TASK DIRECTIONS: Only lines holding the word "values" should be copied from the material.

>> begin EXERCISE DATA

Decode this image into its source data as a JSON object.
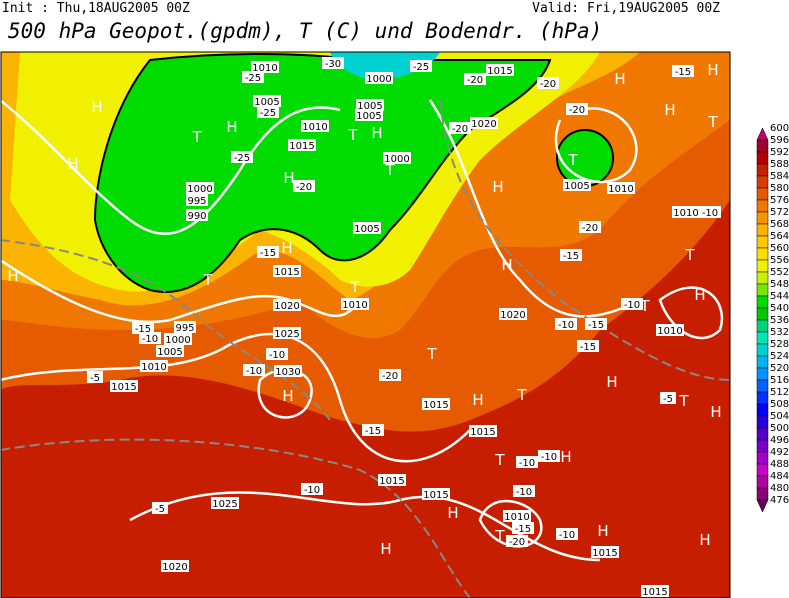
{
  "header": {
    "init": "Init : Thu,18AUG2005 00Z",
    "valid": "Valid: Fri,19AUG2005 00Z",
    "title": "500 hPa Geopot.(gpdm), T (C) und Bodendr. (hPa)"
  },
  "colorbar": {
    "levels": [
      600,
      596,
      592,
      588,
      584,
      580,
      576,
      572,
      568,
      564,
      560,
      556,
      552,
      548,
      544,
      540,
      536,
      532,
      528,
      524,
      520,
      516,
      512,
      508,
      504,
      500,
      496,
      492,
      488,
      484,
      480,
      476
    ],
    "colors": [
      "#c0006e",
      "#a0002a",
      "#b40000",
      "#c81e00",
      "#dc3c00",
      "#e65a00",
      "#f07800",
      "#f59600",
      "#fab400",
      "#ffc800",
      "#ffdc00",
      "#f0f000",
      "#c8f000",
      "#78e600",
      "#00dc00",
      "#00c800",
      "#00d278",
      "#00e6b4",
      "#00d2d2",
      "#00b4f0",
      "#0096ff",
      "#0064ff",
      "#0032ff",
      "#0000ff",
      "#2800dc",
      "#5000c8",
      "#7800c8",
      "#a000c8",
      "#c800c8",
      "#b400a0",
      "#8c0078",
      "#64005a"
    ]
  },
  "pressure_systems": [
    "H",
    "H",
    "T",
    "H",
    "H",
    "T",
    "H",
    "T",
    "H",
    "T",
    "H",
    "T",
    "T",
    "H",
    "H",
    "T",
    "H",
    "H",
    "H",
    "T",
    "H",
    "T",
    "H",
    "T",
    "T",
    "H",
    "H",
    "T",
    "H",
    "T",
    "H",
    "H",
    "T",
    "H",
    "H",
    "H"
  ],
  "field_labels": [
    "1010",
    "-25",
    "1005",
    "-25",
    "1010",
    "1015",
    "-25",
    "1000",
    "995",
    "990",
    "-20",
    "-30",
    "1000",
    "-25",
    "1015",
    "-20",
    "1005",
    "1005",
    "1000",
    "1005",
    "-20",
    "1020",
    "-20",
    "-20",
    "1005",
    "1010",
    "-20",
    "-15",
    "1010",
    "-10",
    "-15",
    "1015",
    "1020",
    "1025",
    "-10",
    "-10",
    "1030",
    "1015",
    "-5",
    "1010",
    "1005",
    "1000",
    "995",
    "-15",
    "-10",
    "1010",
    "-20",
    "-15",
    "1015",
    "-15",
    "1020",
    "-10",
    "-15",
    "-15",
    "-10",
    "1010",
    "-5",
    "1015",
    "-10",
    "-10",
    "1015",
    "1015",
    "-10",
    "-10",
    "1010",
    "-15",
    "-20",
    "-10",
    "1015",
    "1025",
    "-5",
    "1020",
    "1015"
  ]
}
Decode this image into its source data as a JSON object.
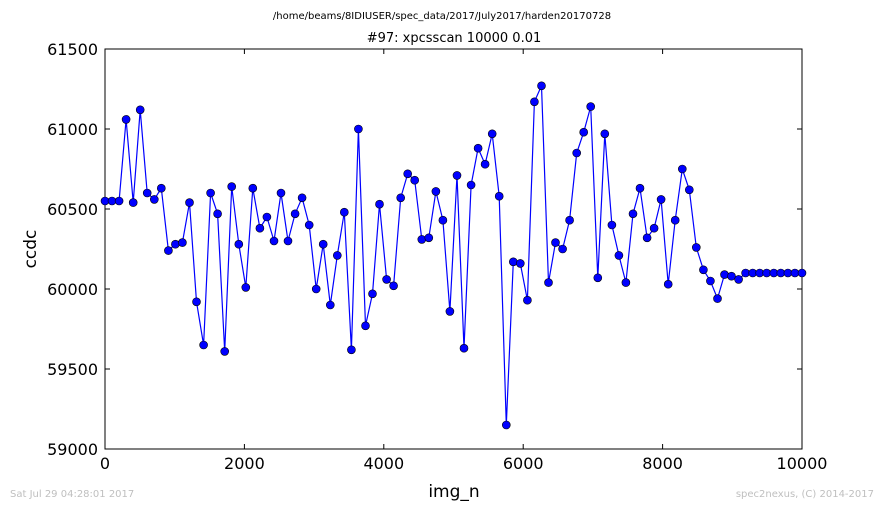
{
  "chart_data": {
    "type": "line",
    "suptitle": "/home/beams/8IDIUSER/spec_data/2017/July2017/harden20170728",
    "title": "#97: xpcsscan 10000 0.01",
    "xlabel": "img_n",
    "ylabel": "ccdc",
    "xlim": [
      0,
      10000
    ],
    "ylim": [
      59000,
      61500
    ],
    "xticks": [
      0,
      2000,
      4000,
      6000,
      8000,
      10000
    ],
    "yticks": [
      59000,
      59500,
      60000,
      60500,
      61000,
      61500
    ],
    "xtick_labels": [
      "0",
      "2000",
      "4000",
      "6000",
      "8000",
      "10000"
    ],
    "ytick_labels": [
      "59000",
      "59500",
      "60000",
      "60500",
      "61000",
      "61500"
    ],
    "grid": false,
    "legend": "none",
    "series": [
      {
        "color": "#0000ff",
        "marker": "circle",
        "x": [
          0,
          101,
          202,
          303,
          404,
          505,
          606,
          707,
          808,
          909,
          1010,
          1111,
          1212,
          1313,
          1414,
          1515,
          1616,
          1717,
          1818,
          1919,
          2020,
          2121,
          2222,
          2323,
          2424,
          2525,
          2626,
          2727,
          2828,
          2929,
          3030,
          3131,
          3232,
          3333,
          3434,
          3535,
          3636,
          3737,
          3838,
          3939,
          4040,
          4141,
          4242,
          4343,
          4444,
          4545,
          4646,
          4747,
          4848,
          4949,
          5050,
          5151,
          5252,
          5353,
          5454,
          5555,
          5656,
          5757,
          5858,
          5959,
          6060,
          6161,
          6262,
          6363,
          6464,
          6565,
          6666,
          6767,
          6868,
          6969,
          7070,
          7171,
          7272,
          7373,
          7474,
          7575,
          7676,
          7777,
          7878,
          7979,
          8080,
          8181,
          8282,
          8383,
          8484,
          8585,
          8686,
          8787,
          8888,
          8989,
          9090,
          9191,
          9292,
          9393,
          9494,
          9595,
          9696,
          9797,
          9898,
          10000
        ],
        "y": [
          60550,
          60550,
          60550,
          61060,
          60540,
          61120,
          60600,
          60560,
          60630,
          60240,
          60280,
          60290,
          60540,
          59920,
          59650,
          60600,
          60470,
          59610,
          60640,
          60280,
          60010,
          60630,
          60380,
          60450,
          60300,
          60600,
          60300,
          60470,
          60570,
          60400,
          60000,
          60280,
          59900,
          60210,
          60480,
          59620,
          61000,
          59770,
          59970,
          60530,
          60060,
          60020,
          60570,
          60720,
          60680,
          60310,
          60320,
          60610,
          60430,
          59860,
          60710,
          59630,
          60650,
          60880,
          60780,
          60970,
          60580,
          59150,
          60170,
          60160,
          59930,
          61170,
          61270,
          60040,
          60290,
          60250,
          60430,
          60850,
          60980,
          61140,
          60070,
          60970,
          60400,
          60210,
          60040,
          60470,
          60630,
          60320,
          60380,
          60560,
          60030,
          60430,
          60750,
          60620,
          60260,
          60120,
          60050,
          59940,
          60090,
          60080,
          60060,
          60100,
          60100,
          60100,
          60100,
          60100,
          60100,
          60100,
          60100,
          60100
        ]
      }
    ]
  },
  "footer": {
    "timestamp": "Sat Jul 29 04:28:01 2017",
    "credit": "spec2nexus, (C) 2014-2017"
  }
}
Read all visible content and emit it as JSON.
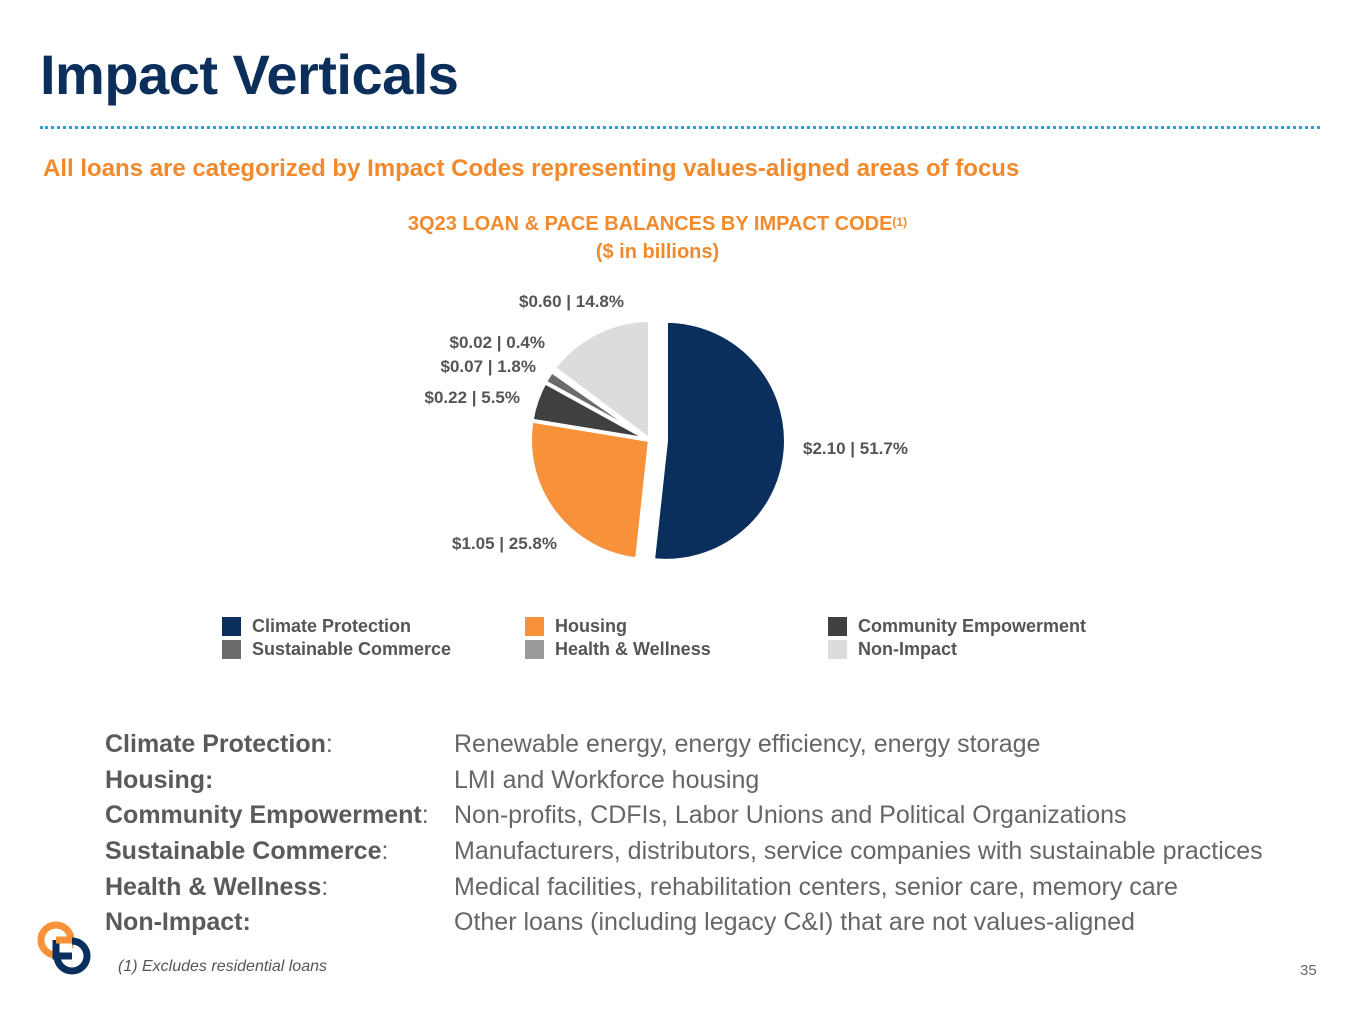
{
  "slide": {
    "title": "Impact Verticals",
    "subtitle": "All loans are categorized by Impact Codes representing values-aligned areas of focus",
    "chart_title_main": "3Q23 LOAN & PACE BALANCES BY IMPACT CODE",
    "chart_title_sup": "(1)",
    "chart_title_units": "($ in billions)",
    "footnote": "(1) Excludes residential loans",
    "page_number": "35"
  },
  "chart_data": {
    "type": "pie",
    "title": "3Q23 LOAN & PACE BALANCES BY IMPACT CODE",
    "subtitle": "($ in billions)",
    "unit": "$ billions",
    "slices": [
      {
        "name": "Climate Protection",
        "value": 2.1,
        "percent": 51.7,
        "label": "$2.10  |  51.7%",
        "color": "#0b2f5c",
        "exploded": true
      },
      {
        "name": "Housing",
        "value": 1.05,
        "percent": 25.8,
        "label": "$1.05  |  25.8%",
        "color": "#f7923a",
        "exploded": false
      },
      {
        "name": "Community Empowerment",
        "value": 0.22,
        "percent": 5.5,
        "label": "$0.22  |  5.5%",
        "color": "#404040",
        "exploded": false
      },
      {
        "name": "Sustainable Commerce",
        "value": 0.07,
        "percent": 1.8,
        "label": "$0.07  |  1.8%",
        "color": "#6b6b6b",
        "exploded": false
      },
      {
        "name": "Health & Wellness",
        "value": 0.02,
        "percent": 0.4,
        "label": "$0.02  |  0.4%",
        "color": "#9a9a9a",
        "exploded": false
      },
      {
        "name": "Non-Impact",
        "value": 0.6,
        "percent": 14.8,
        "label": "$0.60  |  14.8%",
        "color": "#dcdcdc",
        "exploded": false
      }
    ],
    "legend": {
      "placement": "bottom",
      "entries": [
        {
          "label": "Climate Protection",
          "color": "#0b2f5c"
        },
        {
          "label": "Housing",
          "color": "#f7923a"
        },
        {
          "label": "Community Empowerment",
          "color": "#404040"
        },
        {
          "label": "Sustainable Commerce",
          "color": "#6b6b6b"
        },
        {
          "label": "Health & Wellness",
          "color": "#9a9a9a"
        },
        {
          "label": "Non-Impact",
          "color": "#dcdcdc"
        }
      ]
    }
  },
  "definitions": [
    {
      "term": "Climate Protection",
      "sep": ":",
      "desc": "Renewable energy, energy efficiency, energy storage"
    },
    {
      "term": "Housing:",
      "sep": "",
      "desc": "LMI and Workforce housing"
    },
    {
      "term": "Community Empowerment",
      "sep": ":",
      "desc": "Non-profits, CDFIs, Labor Unions and Political Organizations"
    },
    {
      "term": "Sustainable Commerce",
      "sep": ":",
      "desc": "Manufacturers, distributors, service companies with sustainable practices"
    },
    {
      "term": "Health & Wellness",
      "sep": ":",
      "desc": "Medical facilities, rehabilitation centers, senior care, memory care"
    },
    {
      "term": "Non-Impact:",
      "sep": "",
      "desc": "Other loans (including legacy C&I) that are not values-aligned"
    }
  ],
  "colors": {
    "title": "#0b2e5a",
    "accent_orange": "#f28a2c",
    "divider_blue": "#29a3d6"
  },
  "logo_icon": "bank-logo-icon"
}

>> end EXERCISE DATA

SOLUTION FOR THIS TASK:
    "subtitle": "All loans are categorized by Impact Codes representing values-aligned areas of focus",
      "desc": "Other loans (including legacy C&I) that are not values-aligned"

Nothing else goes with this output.